| What needs to be done |
The records below are to be copied word for word, with every picture left out.

Extracted data entries:
* * * * * * * * *

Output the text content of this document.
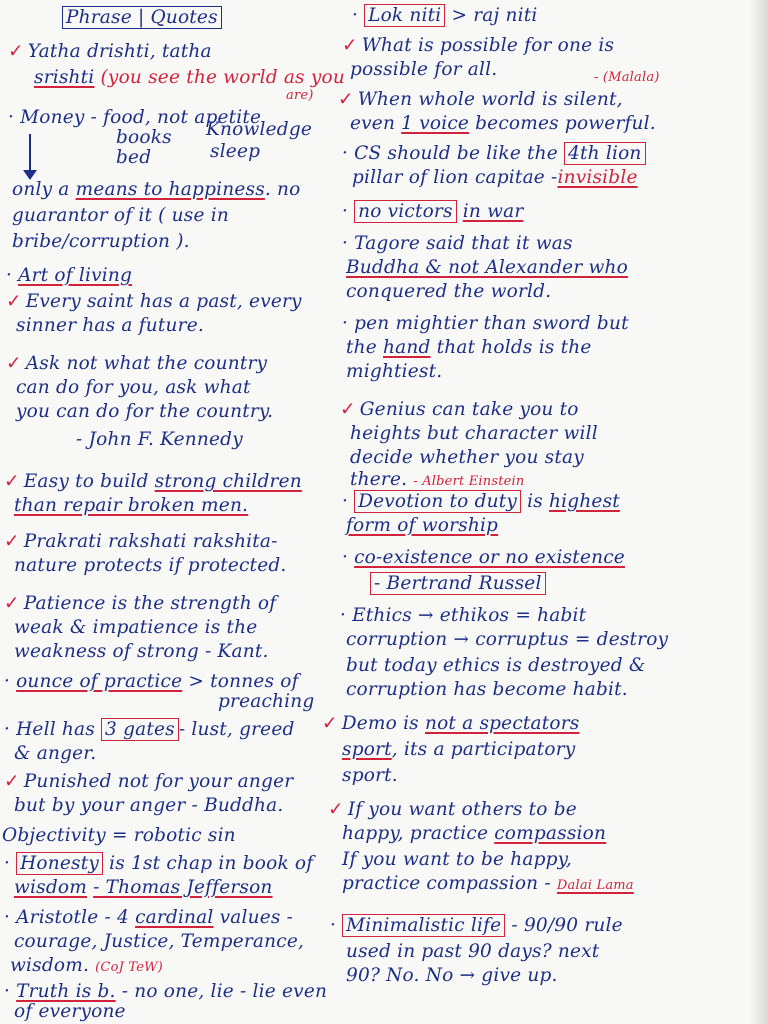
Phrase | Quotes
✓ Yatha drishti, tatha
srishti (you see the world as you
are)
· Money - food, not apetite
books Knowledge
bed	sleep
only a means to happiness. no
guarantor of it ( use in
bribe/corruption ).
· Art of living
✓ Every saint has a past, every
sinner has a future.
✓ Ask not what the country
can do for you, ask what
you can do for the country.
- John F. Kennedy
✓ Easy to build strong children
than repair broken men.
✓ Prakrati rakshati rakshita-
nature protects if protected.
✓ Patience is the strength of
weak & impatience is the
weakness of strong - Kant.
· ounce of practice > tonnes of
preaching
· Hell has 3 gates - lust, greed
& anger.
✓ Punished not for your anger
but by your anger - Buddha.
Objectivity = robotic sin
· Honesty is 1st chap in book of
wisdom - Thomas Jefferson
· Aristotle - 4 cardinal values -
courage, Justice, Temperance,
wisdom. (CoJ TeW)
· Truth is b. - no one, lie - lie even
of everyone
· Lok niti > raj niti
✓ What is possible for one is
possible for all.	- (Malala)
✓ When whole world is silent,
even 1 voice becomes powerful.
· CS should be like the 4th lion
pillar of lion capitae -invisible
· no victors in war
· Tagore said that it was
Buddha & not Alexander who
conquered the world.
· pen mightier than sword but
the hand that holds is the
mightiest.
✓ Genius can take you to
heights but character will
decide whether you stay
there. - Albert Einstein
· Devotion to duty is highest
form of worship
· co-existence or no existence
- Bertrand Russel
· Ethics → ethikos = habit
corruption → corruptus = destroy
but today ethics is destroyed &
corruption has become habit.
✓ Demo is not a spectators
sport, its a participatory
sport.
✓ If you want others to be
happy, practice compassion
If you want to be happy,
practice compassion - Dalai Lama
· Minimalistic life - 90/90 rule
used in past 90 days? next
90? No. No → give up.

* * * * * * * * *

| Task answer |
Output the text content of this document.
Phrase | Quotes
✓ Yatha drishti, tatha
srishti (you see the world as you
are)
· Money - food, not apetite
books Knowledge
bed	sleep
only a means to happiness. no
guarantor of it ( use in
bribe/corruption ).
· Art of living
✓ Every saint has a past, every
sinner has a future.
✓ Ask not what the country
can do for you, ask what
you can do for the country.
- John F. Kennedy
✓ Easy to build strong children
than repair broken men.
✓ Prakrati rakshati rakshita-
nature protects if protected.
✓ Patience is the strength of
weak & impatience is the
weakness of strong - Kant.
· ounce of practice > tonnes of
preaching
· Hell has 3 gates - lust, greed
& anger.
✓ Punished not for your anger
but by your anger - Buddha.
Objectivity = robotic sin
· Honesty is 1st chap in book of
wisdom - Thomas Jefferson
· Aristotle - 4 cardinal values -
courage, Justice, Temperance,
wisdom. (CoJ TeW)
· Truth is b. - no one, lie - lie even
of everyone
· Lok niti > raj niti
✓ What is possible for one is
possible for all.	- (Malala)
✓ When whole world is silent,
even 1 voice becomes powerful.
· CS should be like the 4th lion
pillar of lion capitae -invisible
· no victors in war
· Tagore said that it was
Buddha & not Alexander who
conquered the world.
· pen mightier than sword but
the hand that holds is the
mightiest.
✓ Genius can take you to
heights but character will
decide whether you stay
there. - Albert Einstein
· Devotion to duty is highest
form of worship
· co-existence or no existence
- Bertrand Russel
· Ethics → ethikos = habit
corruption → corruptus = destroy
but today ethics is destroyed &
corruption has become habit.
✓ Demo is not a spectators
sport, its a participatory
sport.
✓ If you want others to be
happy, practice compassion
If you want to be happy,
practice compassion - Dalai Lama
· Minimalistic life - 90/90 rule
used in past 90 days? next
90? No. No → give up.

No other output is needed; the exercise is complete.